--- RAW RECORDS ---

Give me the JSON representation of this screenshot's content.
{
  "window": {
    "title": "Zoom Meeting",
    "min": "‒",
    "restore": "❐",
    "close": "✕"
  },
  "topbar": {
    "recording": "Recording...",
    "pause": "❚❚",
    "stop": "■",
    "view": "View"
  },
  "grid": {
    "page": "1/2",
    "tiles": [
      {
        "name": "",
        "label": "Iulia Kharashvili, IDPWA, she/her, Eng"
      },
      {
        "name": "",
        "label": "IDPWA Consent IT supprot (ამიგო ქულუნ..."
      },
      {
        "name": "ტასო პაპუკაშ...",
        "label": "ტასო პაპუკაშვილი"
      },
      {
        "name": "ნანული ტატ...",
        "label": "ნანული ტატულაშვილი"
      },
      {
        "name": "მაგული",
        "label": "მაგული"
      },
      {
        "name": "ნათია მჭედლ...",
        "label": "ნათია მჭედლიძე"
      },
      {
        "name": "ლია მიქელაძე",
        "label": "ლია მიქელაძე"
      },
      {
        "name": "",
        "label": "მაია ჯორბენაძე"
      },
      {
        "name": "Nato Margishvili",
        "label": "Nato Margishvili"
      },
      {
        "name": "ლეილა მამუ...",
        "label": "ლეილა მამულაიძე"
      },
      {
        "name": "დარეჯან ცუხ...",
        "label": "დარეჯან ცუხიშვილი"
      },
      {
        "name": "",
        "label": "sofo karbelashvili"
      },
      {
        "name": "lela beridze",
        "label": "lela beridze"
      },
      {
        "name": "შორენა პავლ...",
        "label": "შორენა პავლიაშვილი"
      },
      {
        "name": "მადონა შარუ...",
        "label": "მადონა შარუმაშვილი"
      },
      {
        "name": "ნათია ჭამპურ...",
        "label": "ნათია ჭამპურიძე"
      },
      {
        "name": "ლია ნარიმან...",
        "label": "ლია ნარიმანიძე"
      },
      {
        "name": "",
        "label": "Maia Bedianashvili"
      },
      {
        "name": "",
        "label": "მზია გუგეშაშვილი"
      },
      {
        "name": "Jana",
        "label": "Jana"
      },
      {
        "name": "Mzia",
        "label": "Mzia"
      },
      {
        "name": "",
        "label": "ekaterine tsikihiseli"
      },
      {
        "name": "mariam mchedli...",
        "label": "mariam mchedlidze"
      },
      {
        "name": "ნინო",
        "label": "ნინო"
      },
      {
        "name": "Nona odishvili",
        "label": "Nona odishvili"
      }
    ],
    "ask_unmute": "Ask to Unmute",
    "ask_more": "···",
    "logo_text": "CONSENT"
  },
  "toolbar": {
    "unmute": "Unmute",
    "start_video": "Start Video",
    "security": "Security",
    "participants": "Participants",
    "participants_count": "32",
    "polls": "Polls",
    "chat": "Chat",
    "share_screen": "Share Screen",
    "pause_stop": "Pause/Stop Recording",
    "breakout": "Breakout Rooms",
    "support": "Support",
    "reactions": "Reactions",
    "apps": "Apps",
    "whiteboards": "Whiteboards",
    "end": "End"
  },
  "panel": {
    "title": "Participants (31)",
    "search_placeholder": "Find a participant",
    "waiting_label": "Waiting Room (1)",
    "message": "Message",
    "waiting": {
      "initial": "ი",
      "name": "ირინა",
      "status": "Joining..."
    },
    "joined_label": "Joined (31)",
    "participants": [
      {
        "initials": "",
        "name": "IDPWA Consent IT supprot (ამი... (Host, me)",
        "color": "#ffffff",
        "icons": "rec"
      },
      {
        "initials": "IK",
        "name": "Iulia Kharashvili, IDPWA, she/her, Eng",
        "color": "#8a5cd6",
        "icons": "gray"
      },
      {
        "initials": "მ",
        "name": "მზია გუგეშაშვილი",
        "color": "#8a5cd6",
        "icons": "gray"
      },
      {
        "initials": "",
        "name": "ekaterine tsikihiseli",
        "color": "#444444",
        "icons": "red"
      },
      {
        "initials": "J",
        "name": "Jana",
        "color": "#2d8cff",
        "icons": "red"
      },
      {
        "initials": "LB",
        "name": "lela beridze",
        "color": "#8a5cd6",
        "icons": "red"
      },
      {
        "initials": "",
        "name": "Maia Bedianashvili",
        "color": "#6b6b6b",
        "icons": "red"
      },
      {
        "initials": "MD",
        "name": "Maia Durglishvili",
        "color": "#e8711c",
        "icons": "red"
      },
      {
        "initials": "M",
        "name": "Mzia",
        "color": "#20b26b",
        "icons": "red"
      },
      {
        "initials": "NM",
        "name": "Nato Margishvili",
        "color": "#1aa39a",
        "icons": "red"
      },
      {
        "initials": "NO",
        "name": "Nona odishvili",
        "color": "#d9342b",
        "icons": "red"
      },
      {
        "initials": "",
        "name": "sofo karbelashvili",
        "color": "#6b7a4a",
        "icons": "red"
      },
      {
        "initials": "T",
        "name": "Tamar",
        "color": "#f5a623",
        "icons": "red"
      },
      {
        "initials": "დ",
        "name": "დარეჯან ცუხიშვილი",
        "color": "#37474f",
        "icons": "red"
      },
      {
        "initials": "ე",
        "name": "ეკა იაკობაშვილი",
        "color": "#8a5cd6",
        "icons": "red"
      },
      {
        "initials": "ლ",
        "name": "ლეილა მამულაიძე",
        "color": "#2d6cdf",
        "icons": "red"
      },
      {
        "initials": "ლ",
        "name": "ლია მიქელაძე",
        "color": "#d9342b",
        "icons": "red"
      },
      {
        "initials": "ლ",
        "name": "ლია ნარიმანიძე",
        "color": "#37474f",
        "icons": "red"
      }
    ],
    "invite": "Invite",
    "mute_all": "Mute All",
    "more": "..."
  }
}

---

GIVEN REQUEST: From the records above, extract everything verbatim.

FINISHED ANSWER:
Give me the JSON representation of this screenshot's content.
{
  "window": {
    "title": "Zoom Meeting",
    "min": "‒",
    "restore": "❐",
    "close": "✕"
  },
  "topbar": {
    "recording": "Recording...",
    "pause": "❚❚",
    "stop": "■",
    "view": "View"
  },
  "grid": {
    "page": "1/2",
    "tiles": [
      {
        "name": "",
        "label": "Iulia Kharashvili, IDPWA, she/her, Eng"
      },
      {
        "name": "",
        "label": "IDPWA Consent IT supprot (ამიგო ქულუნ..."
      },
      {
        "name": "ტასო პაპუკაშ...",
        "label": "ტასო პაპუკაშვილი"
      },
      {
        "name": "ნანული ტატ...",
        "label": "ნანული ტატულაშვილი"
      },
      {
        "name": "მაგული",
        "label": "მაგული"
      },
      {
        "name": "ნათია მჭედლ...",
        "label": "ნათია მჭედლიძე"
      },
      {
        "name": "ლია მიქელაძე",
        "label": "ლია მიქელაძე"
      },
      {
        "name": "",
        "label": "მაია ჯორბენაძე"
      },
      {
        "name": "Nato Margishvili",
        "label": "Nato Margishvili"
      },
      {
        "name": "ლეილა მამუ...",
        "label": "ლეილა მამულაიძე"
      },
      {
        "name": "დარეჯან ცუხ...",
        "label": "დარეჯან ცუხიშვილი"
      },
      {
        "name": "",
        "label": "sofo karbelashvili"
      },
      {
        "name": "lela beridze",
        "label": "lela beridze"
      },
      {
        "name": "შორენა პავლ...",
        "label": "შორენა პავლიაშვილი"
      },
      {
        "name": "მადონა შარუ...",
        "label": "მადონა შარუმაშვილი"
      },
      {
        "name": "ნათია ჭამპურ...",
        "label": "ნათია ჭამპურიძე"
      },
      {
        "name": "ლია ნარიმან...",
        "label": "ლია ნარიმანიძე"
      },
      {
        "name": "",
        "label": "Maia Bedianashvili"
      },
      {
        "name": "",
        "label": "მზია გუგეშაშვილი"
      },
      {
        "name": "Jana",
        "label": "Jana"
      },
      {
        "name": "Mzia",
        "label": "Mzia"
      },
      {
        "name": "",
        "label": "ekaterine tsikihiseli"
      },
      {
        "name": "mariam mchedli...",
        "label": "mariam mchedlidze"
      },
      {
        "name": "ნინო",
        "label": "ნინო"
      },
      {
        "name": "Nona odishvili",
        "label": "Nona odishvili"
      }
    ],
    "ask_unmute": "Ask to Unmute",
    "ask_more": "···",
    "logo_text": "CONSENT"
  },
  "toolbar": {
    "unmute": "Unmute",
    "start_video": "Start Video",
    "security": "Security",
    "participants": "Participants",
    "participants_count": "32",
    "polls": "Polls",
    "chat": "Chat",
    "share_screen": "Share Screen",
    "pause_stop": "Pause/Stop Recording",
    "breakout": "Breakout Rooms",
    "support": "Support",
    "reactions": "Reactions",
    "apps": "Apps",
    "whiteboards": "Whiteboards",
    "end": "End"
  },
  "panel": {
    "title": "Participants (31)",
    "search_placeholder": "Find a participant",
    "waiting_label": "Waiting Room (1)",
    "message": "Message",
    "waiting": {
      "initial": "ი",
      "name": "ირინა",
      "status": "Joining..."
    },
    "joined_label": "Joined (31)",
    "participants": [
      {
        "initials": "",
        "name": "IDPWA Consent IT supprot (ამი... (Host, me)",
        "color": "#ffffff",
        "icons": "rec"
      },
      {
        "initials": "IK",
        "name": "Iulia Kharashvili, IDPWA, she/her, Eng",
        "color": "#8a5cd6",
        "icons": "gray"
      },
      {
        "initials": "მ",
        "name": "მზია გუგეშაშვილი",
        "color": "#8a5cd6",
        "icons": "gray"
      },
      {
        "initials": "",
        "name": "ekaterine tsikihiseli",
        "color": "#444444",
        "icons": "red"
      },
      {
        "initials": "J",
        "name": "Jana",
        "color": "#2d8cff",
        "icons": "red"
      },
      {
        "initials": "LB",
        "name": "lela beridze",
        "color": "#8a5cd6",
        "icons": "red"
      },
      {
        "initials": "",
        "name": "Maia Bedianashvili",
        "color": "#6b6b6b",
        "icons": "red"
      },
      {
        "initials": "MD",
        "name": "Maia Durglishvili",
        "color": "#e8711c",
        "icons": "red"
      },
      {
        "initials": "M",
        "name": "Mzia",
        "color": "#20b26b",
        "icons": "red"
      },
      {
        "initials": "NM",
        "name": "Nato Margishvili",
        "color": "#1aa39a",
        "icons": "red"
      },
      {
        "initials": "NO",
        "name": "Nona odishvili",
        "color": "#d9342b",
        "icons": "red"
      },
      {
        "initials": "",
        "name": "sofo karbelashvili",
        "color": "#6b7a4a",
        "icons": "red"
      },
      {
        "initials": "T",
        "name": "Tamar",
        "color": "#f5a623",
        "icons": "red"
      },
      {
        "initials": "დ",
        "name": "დარეჯან ცუხიშვილი",
        "color": "#37474f",
        "icons": "red"
      },
      {
        "initials": "ე",
        "name": "ეკა იაკობაშვილი",
        "color": "#8a5cd6",
        "icons": "red"
      },
      {
        "initials": "ლ",
        "name": "ლეილა მამულაიძე",
        "color": "#2d6cdf",
        "icons": "red"
      },
      {
        "initials": "ლ",
        "name": "ლია მიქელაძე",
        "color": "#d9342b",
        "icons": "red"
      },
      {
        "initials": "ლ",
        "name": "ლია ნარიმანიძე",
        "color": "#37474f",
        "icons": "red"
      }
    ],
    "invite": "Invite",
    "mute_all": "Mute All",
    "more": "..."
  }
}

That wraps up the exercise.